▶ _Extracted information_

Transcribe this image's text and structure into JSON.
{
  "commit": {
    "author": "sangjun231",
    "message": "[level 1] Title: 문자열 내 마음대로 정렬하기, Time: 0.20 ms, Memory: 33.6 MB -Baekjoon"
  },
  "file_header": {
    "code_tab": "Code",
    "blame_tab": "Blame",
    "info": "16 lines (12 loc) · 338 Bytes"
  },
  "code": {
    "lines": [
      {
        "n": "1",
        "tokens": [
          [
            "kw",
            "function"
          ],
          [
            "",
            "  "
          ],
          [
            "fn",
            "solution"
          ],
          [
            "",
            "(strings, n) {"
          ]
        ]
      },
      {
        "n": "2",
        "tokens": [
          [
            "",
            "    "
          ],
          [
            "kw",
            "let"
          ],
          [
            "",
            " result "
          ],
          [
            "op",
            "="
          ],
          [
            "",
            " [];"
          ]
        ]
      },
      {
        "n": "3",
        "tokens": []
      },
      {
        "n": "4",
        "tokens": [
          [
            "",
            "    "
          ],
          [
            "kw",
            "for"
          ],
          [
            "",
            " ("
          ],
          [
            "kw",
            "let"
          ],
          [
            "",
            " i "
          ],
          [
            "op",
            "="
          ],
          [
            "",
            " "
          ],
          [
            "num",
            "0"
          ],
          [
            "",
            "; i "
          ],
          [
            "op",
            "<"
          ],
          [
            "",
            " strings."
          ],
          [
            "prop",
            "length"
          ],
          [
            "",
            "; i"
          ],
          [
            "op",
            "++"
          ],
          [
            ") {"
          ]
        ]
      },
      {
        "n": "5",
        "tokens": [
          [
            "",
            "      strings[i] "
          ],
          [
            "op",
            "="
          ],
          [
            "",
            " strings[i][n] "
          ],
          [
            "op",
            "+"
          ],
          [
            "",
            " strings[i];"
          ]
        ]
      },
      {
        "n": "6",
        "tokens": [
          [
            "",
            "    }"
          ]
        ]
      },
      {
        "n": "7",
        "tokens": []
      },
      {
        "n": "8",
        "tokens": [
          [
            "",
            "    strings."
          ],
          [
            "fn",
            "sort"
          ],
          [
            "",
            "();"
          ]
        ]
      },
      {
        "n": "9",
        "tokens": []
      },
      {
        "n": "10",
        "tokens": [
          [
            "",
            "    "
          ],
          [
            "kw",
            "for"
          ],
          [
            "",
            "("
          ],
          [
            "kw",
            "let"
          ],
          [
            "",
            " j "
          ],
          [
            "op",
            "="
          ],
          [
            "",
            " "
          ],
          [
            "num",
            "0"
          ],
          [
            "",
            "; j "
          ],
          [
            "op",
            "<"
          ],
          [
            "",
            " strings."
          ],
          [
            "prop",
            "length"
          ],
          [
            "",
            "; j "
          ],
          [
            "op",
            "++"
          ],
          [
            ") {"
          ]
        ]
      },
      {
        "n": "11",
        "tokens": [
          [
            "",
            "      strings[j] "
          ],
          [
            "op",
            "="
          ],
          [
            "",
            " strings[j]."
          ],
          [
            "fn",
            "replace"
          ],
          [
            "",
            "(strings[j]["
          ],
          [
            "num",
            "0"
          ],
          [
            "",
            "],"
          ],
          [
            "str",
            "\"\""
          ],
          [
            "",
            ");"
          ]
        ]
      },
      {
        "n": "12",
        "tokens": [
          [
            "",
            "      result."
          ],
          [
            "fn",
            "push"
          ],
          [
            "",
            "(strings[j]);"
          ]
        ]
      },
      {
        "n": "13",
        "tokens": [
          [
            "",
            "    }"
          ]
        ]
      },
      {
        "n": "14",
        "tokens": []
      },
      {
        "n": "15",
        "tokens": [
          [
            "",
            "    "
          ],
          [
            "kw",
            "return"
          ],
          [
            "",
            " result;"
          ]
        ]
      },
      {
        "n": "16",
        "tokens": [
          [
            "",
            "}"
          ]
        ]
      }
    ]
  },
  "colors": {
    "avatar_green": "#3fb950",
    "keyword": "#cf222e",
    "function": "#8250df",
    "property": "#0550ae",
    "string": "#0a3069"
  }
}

...

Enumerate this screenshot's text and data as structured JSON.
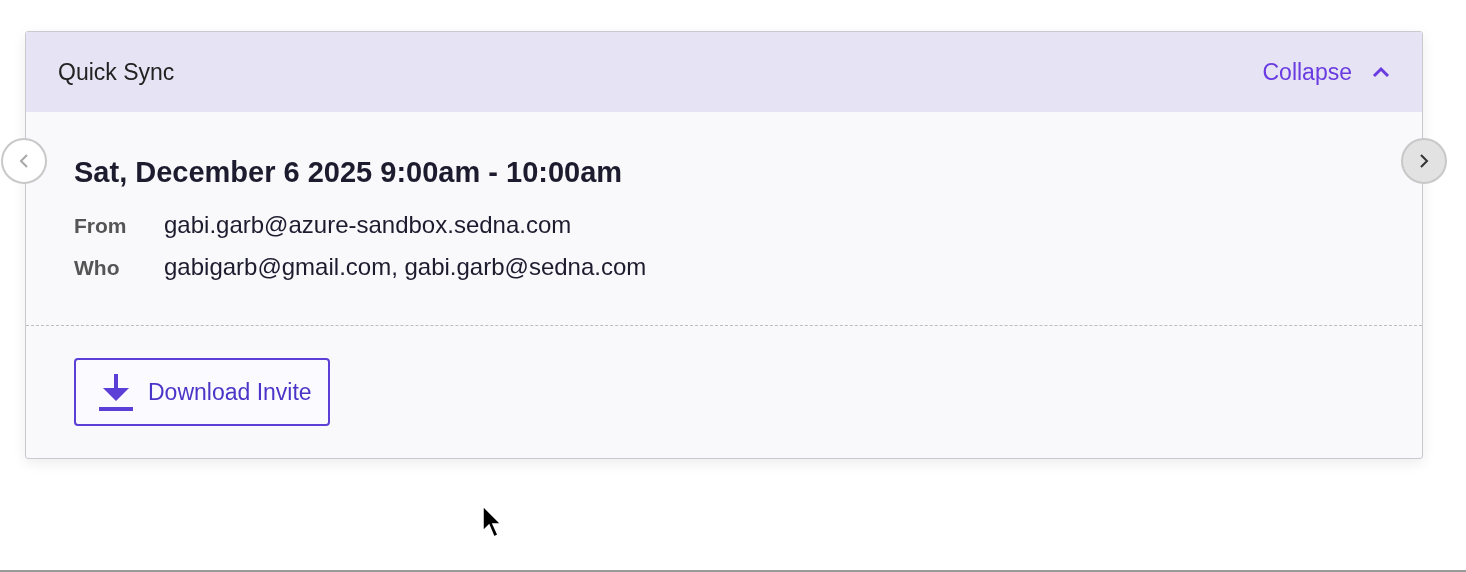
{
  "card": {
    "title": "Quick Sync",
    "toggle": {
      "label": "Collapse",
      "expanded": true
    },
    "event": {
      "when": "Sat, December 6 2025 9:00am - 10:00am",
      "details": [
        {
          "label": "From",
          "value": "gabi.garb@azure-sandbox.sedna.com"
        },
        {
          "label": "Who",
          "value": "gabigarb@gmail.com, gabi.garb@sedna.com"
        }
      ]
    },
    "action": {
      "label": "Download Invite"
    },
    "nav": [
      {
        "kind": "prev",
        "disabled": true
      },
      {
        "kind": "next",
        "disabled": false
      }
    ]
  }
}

▶ _Exercise_
Take every line above carrying "this" and return it.

▶ _Exercise solution_
Transcribe this image's text and structure into JSON.
Enumerate this screenshot's text and data as structured JSON.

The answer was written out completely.